Extracted records

==================================================

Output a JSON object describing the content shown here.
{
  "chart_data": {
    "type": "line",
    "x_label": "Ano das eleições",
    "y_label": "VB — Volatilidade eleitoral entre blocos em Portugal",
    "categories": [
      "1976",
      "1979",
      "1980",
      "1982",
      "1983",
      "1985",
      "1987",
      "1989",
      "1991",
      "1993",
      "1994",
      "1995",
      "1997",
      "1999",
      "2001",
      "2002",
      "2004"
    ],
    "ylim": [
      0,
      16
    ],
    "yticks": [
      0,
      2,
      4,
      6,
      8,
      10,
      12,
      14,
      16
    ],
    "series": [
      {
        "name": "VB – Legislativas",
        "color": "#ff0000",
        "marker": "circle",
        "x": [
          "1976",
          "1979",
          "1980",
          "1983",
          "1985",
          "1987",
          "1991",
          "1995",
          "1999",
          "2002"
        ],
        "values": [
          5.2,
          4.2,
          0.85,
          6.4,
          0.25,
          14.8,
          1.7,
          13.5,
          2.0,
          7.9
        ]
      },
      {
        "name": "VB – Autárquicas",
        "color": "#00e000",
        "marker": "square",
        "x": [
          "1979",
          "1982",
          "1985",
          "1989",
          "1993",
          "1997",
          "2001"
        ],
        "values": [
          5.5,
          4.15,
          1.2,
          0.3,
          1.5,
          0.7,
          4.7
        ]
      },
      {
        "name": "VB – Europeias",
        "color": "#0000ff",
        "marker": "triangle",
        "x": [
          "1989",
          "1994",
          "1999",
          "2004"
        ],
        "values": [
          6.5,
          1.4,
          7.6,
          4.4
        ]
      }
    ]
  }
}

==================================================

* _WHAT IS ASKED_:
Faithfully copy every entry, leaving nothing out.

* _THE REPLY_:
Output a JSON object describing the content shown here.
{
  "chart_data": {
    "type": "line",
    "x_label": "Ano das eleições",
    "y_label": "VB — Volatilidade eleitoral entre blocos em Portugal",
    "categories": [
      "1976",
      "1979",
      "1980",
      "1982",
      "1983",
      "1985",
      "1987",
      "1989",
      "1991",
      "1993",
      "1994",
      "1995",
      "1997",
      "1999",
      "2001",
      "2002",
      "2004"
    ],
    "ylim": [
      0,
      16
    ],
    "yticks": [
      0,
      2,
      4,
      6,
      8,
      10,
      12,
      14,
      16
    ],
    "series": [
      {
        "name": "VB – Legislativas",
        "color": "#ff0000",
        "marker": "circle",
        "x": [
          "1976",
          "1979",
          "1980",
          "1983",
          "1985",
          "1987",
          "1991",
          "1995",
          "1999",
          "2002"
        ],
        "values": [
          5.2,
          4.2,
          0.85,
          6.4,
          0.25,
          14.8,
          1.7,
          13.5,
          2.0,
          7.9
        ]
      },
      {
        "name": "VB – Autárquicas",
        "color": "#00e000",
        "marker": "square",
        "x": [
          "1979",
          "1982",
          "1985",
          "1989",
          "1993",
          "1997",
          "2001"
        ],
        "values": [
          5.5,
          4.15,
          1.2,
          0.3,
          1.5,
          0.7,
          4.7
        ]
      },
      {
        "name": "VB – Europeias",
        "color": "#0000ff",
        "marker": "triangle",
        "x": [
          "1989",
          "1994",
          "1999",
          "2004"
        ],
        "values": [
          6.5,
          1.4,
          7.6,
          4.4
        ]
      }
    ]
  }
}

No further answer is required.